▸ **TASK REQUIREMENTS**
Using the data beneath, show every line that includes the word "según".

▸ **PROVIDED MATERIAL**

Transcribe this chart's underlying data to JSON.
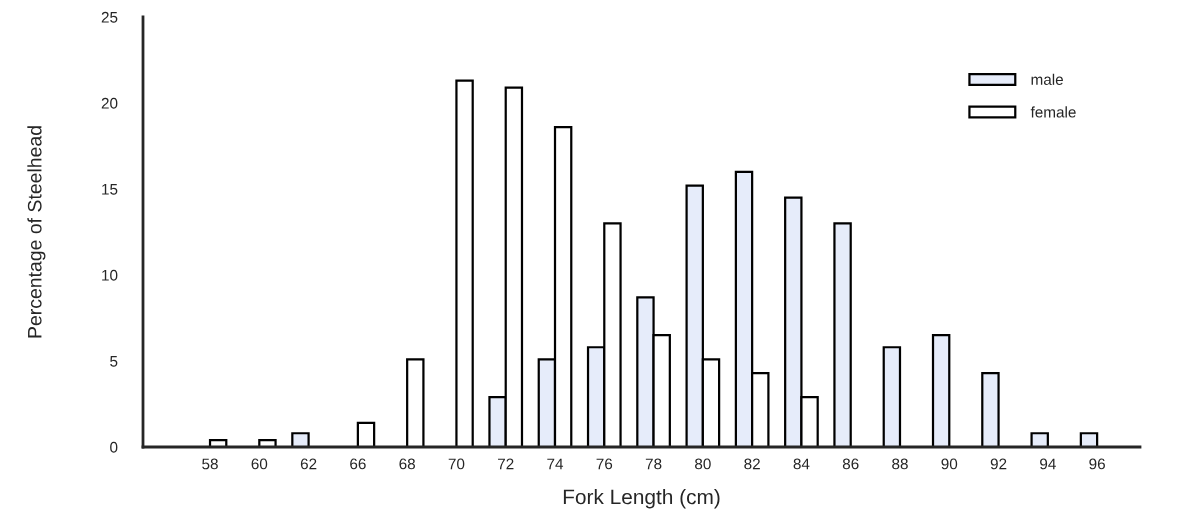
{
  "chart_data": {
    "type": "bar",
    "xlabel": "Fork Length (cm)",
    "ylabel": "Percentage of Steelhead",
    "categories": [
      "58",
      "60",
      "62",
      "66",
      "68",
      "70",
      "72",
      "74",
      "76",
      "78",
      "80",
      "82",
      "84",
      "86",
      "88",
      "90",
      "92",
      "94",
      "96"
    ],
    "series": [
      {
        "name": "male",
        "color": "#e6ecfa",
        "values": [
          0,
          0,
          0.8,
          0,
          0,
          0,
          2.9,
          5.1,
          5.8,
          8.7,
          15.2,
          16.0,
          14.5,
          13.0,
          5.8,
          6.5,
          4.3,
          0.8,
          0.8
        ]
      },
      {
        "name": "female",
        "color": "#ffffff",
        "values": [
          0.4,
          0.4,
          0,
          1.4,
          5.1,
          21.3,
          20.9,
          18.6,
          13.0,
          6.5,
          5.1,
          4.3,
          2.9,
          0,
          0,
          0,
          0,
          0,
          0
        ]
      }
    ],
    "ylim": [
      0,
      25
    ],
    "yticks": [
      0,
      5,
      10,
      15,
      20,
      25
    ],
    "grid": false,
    "legend": "top right"
  }
}
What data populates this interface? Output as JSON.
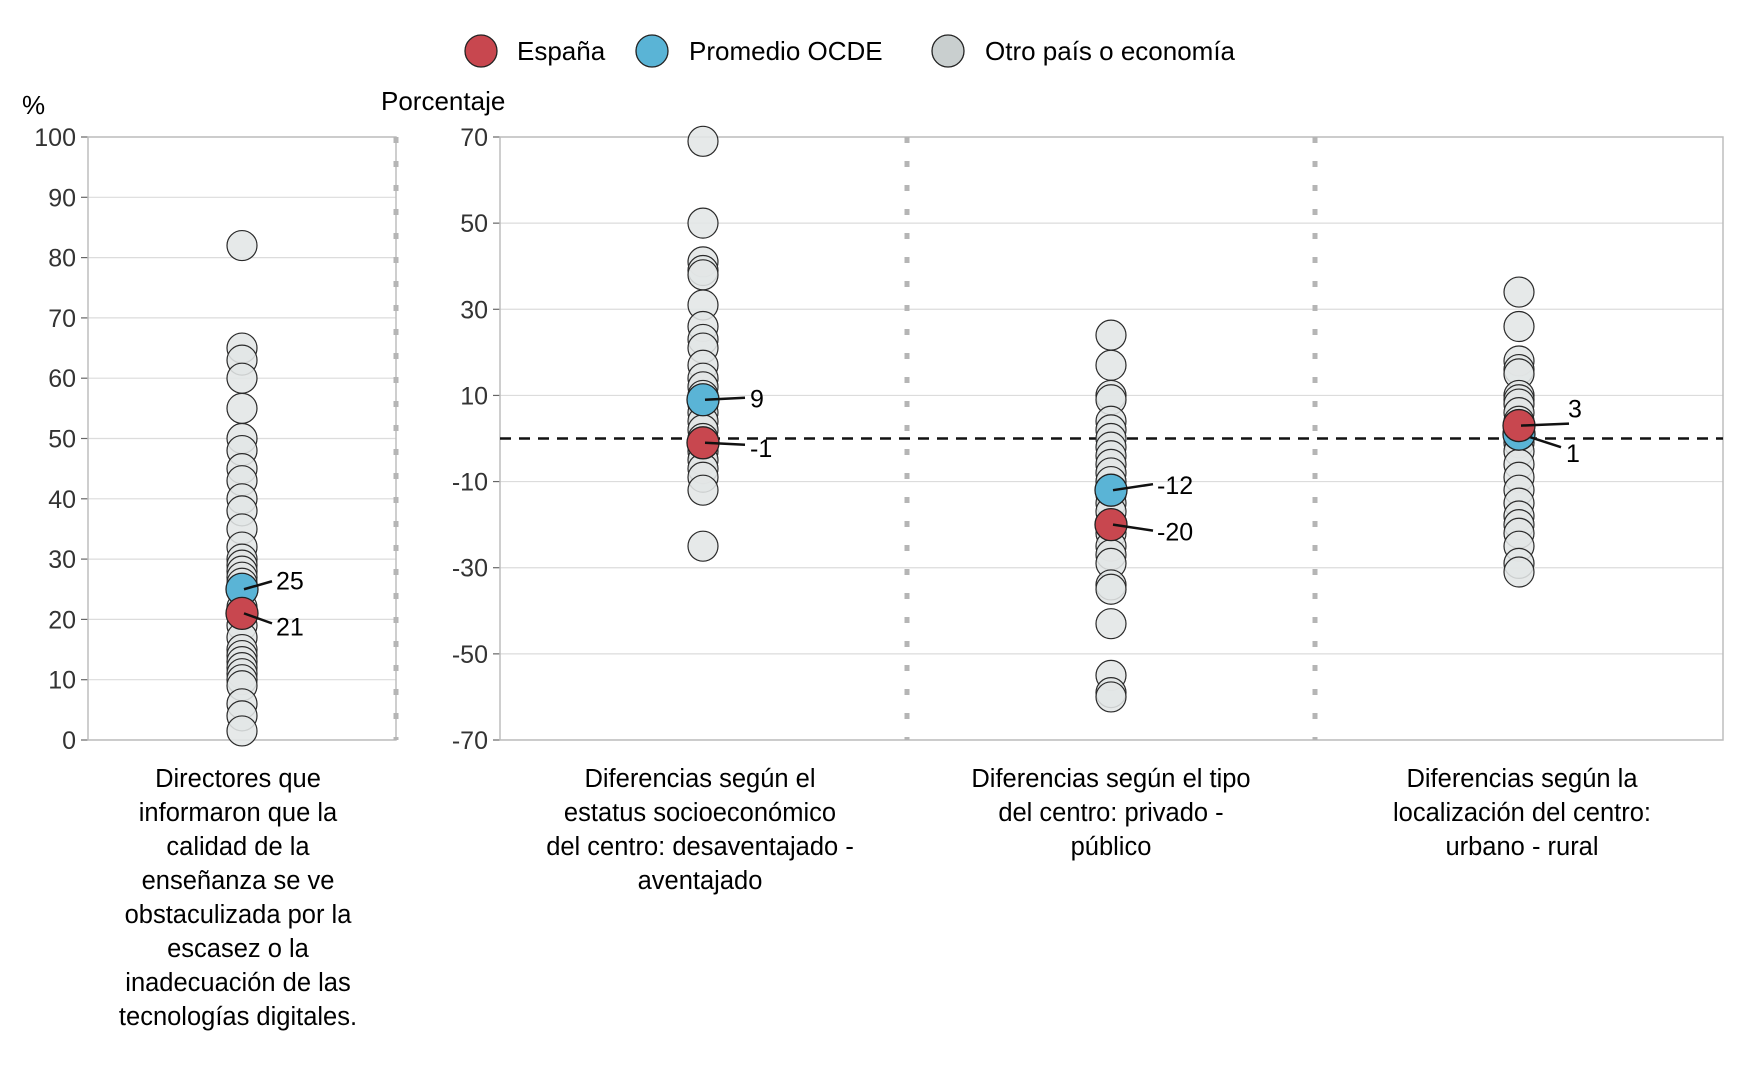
{
  "legend": [
    {
      "label": "España",
      "color": "#c8474f"
    },
    {
      "label": "Promedio OCDE",
      "color": "#5ab4d6"
    },
    {
      "label": "Otro país o economía",
      "color": "#c9cfcf"
    }
  ],
  "chart_data": [
    {
      "type": "scatter",
      "ylabel": "%",
      "ylim": [
        0,
        100
      ],
      "yticks": [
        0,
        10,
        20,
        30,
        40,
        50,
        60,
        70,
        80,
        90,
        100
      ],
      "grid": true,
      "categories": [
        "Directores que informaron que la calidad de la enseñanza se ve obstaculizada por la escasez o la inadecuación de las tecnologías digitales."
      ],
      "series": [
        {
          "name": "Otro país o economía",
          "values": [
            [
              82,
              65,
              63,
              60,
              55,
              50,
              48,
              45,
              43,
              40,
              38,
              35,
              32,
              30,
              29,
              28,
              27,
              26,
              22,
              19,
              17,
              15,
              14,
              13,
              12,
              11,
              10,
              9,
              6,
              4,
              1.5
            ]
          ]
        },
        {
          "name": "Promedio OCDE",
          "values": [
            25
          ]
        },
        {
          "name": "España",
          "values": [
            21
          ]
        }
      ],
      "labels": {
        "Promedio OCDE": [
          "25"
        ],
        "España": [
          "21"
        ]
      }
    },
    {
      "type": "scatter",
      "ylabel": "Porcentaje",
      "ylim": [
        -70,
        70
      ],
      "yticks": [
        -70,
        -50,
        -30,
        -10,
        10,
        30,
        50,
        70
      ],
      "reference_line": 0,
      "grid": true,
      "categories": [
        "Diferencias según el estatus socioeconómico del centro: desaventajado - aventajado",
        "Diferencias según el tipo del centro: privado - público",
        "Diferencias según la localización del centro: urbano - rural"
      ],
      "series": [
        {
          "name": "Otro país o economía",
          "values": [
            [
              69,
              50,
              41,
              39,
              38,
              31,
              26,
              23,
              21,
              17,
              14,
              12,
              10,
              8,
              6,
              4,
              2,
              0,
              -2,
              -3,
              -5,
              -7,
              -9,
              -12,
              -25
            ],
            [
              24,
              17,
              10,
              9,
              4,
              2,
              0,
              -2,
              -4,
              -6,
              -8,
              -10,
              -13,
              -15,
              -17,
              -22,
              -25,
              -27,
              -29,
              -34,
              -35,
              -43,
              -55,
              -59,
              -60
            ],
            [
              34,
              26,
              18,
              16,
              15,
              10,
              9,
              8,
              6,
              4,
              2,
              0,
              -1,
              -3,
              -6,
              -9,
              -12,
              -15,
              -18,
              -20,
              -22,
              -25,
              -29,
              -31
            ]
          ]
        },
        {
          "name": "Promedio OCDE",
          "values": [
            9,
            -12,
            1
          ]
        },
        {
          "name": "España",
          "values": [
            -1,
            -20,
            3
          ]
        }
      ],
      "labels": {
        "Promedio OCDE": [
          "9",
          "-12",
          "1"
        ],
        "España": [
          "-1",
          "-20",
          "3"
        ]
      }
    }
  ]
}
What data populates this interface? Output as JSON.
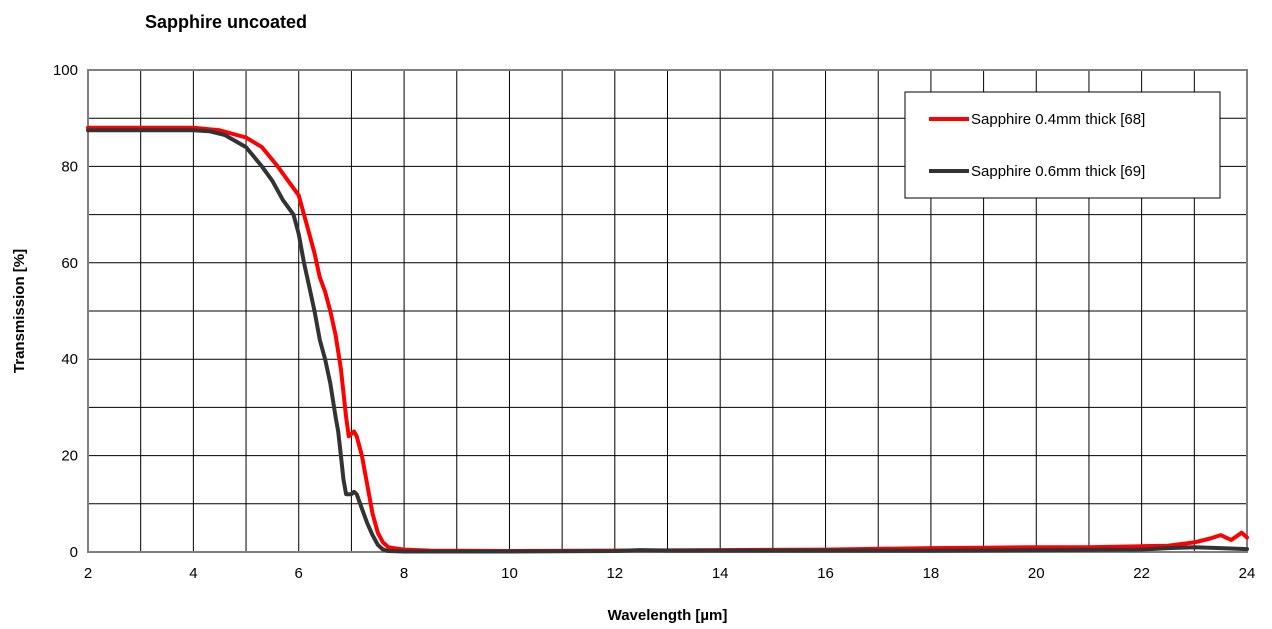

▸ **FULL SOLUTION**
        "Diferencias según el estatus socioeconómico del centro: desaventajado - aventajado",
        "Diferencias según el tipo del centro: privado - público",
        "Diferencias según la localización del centro: urbano - rural"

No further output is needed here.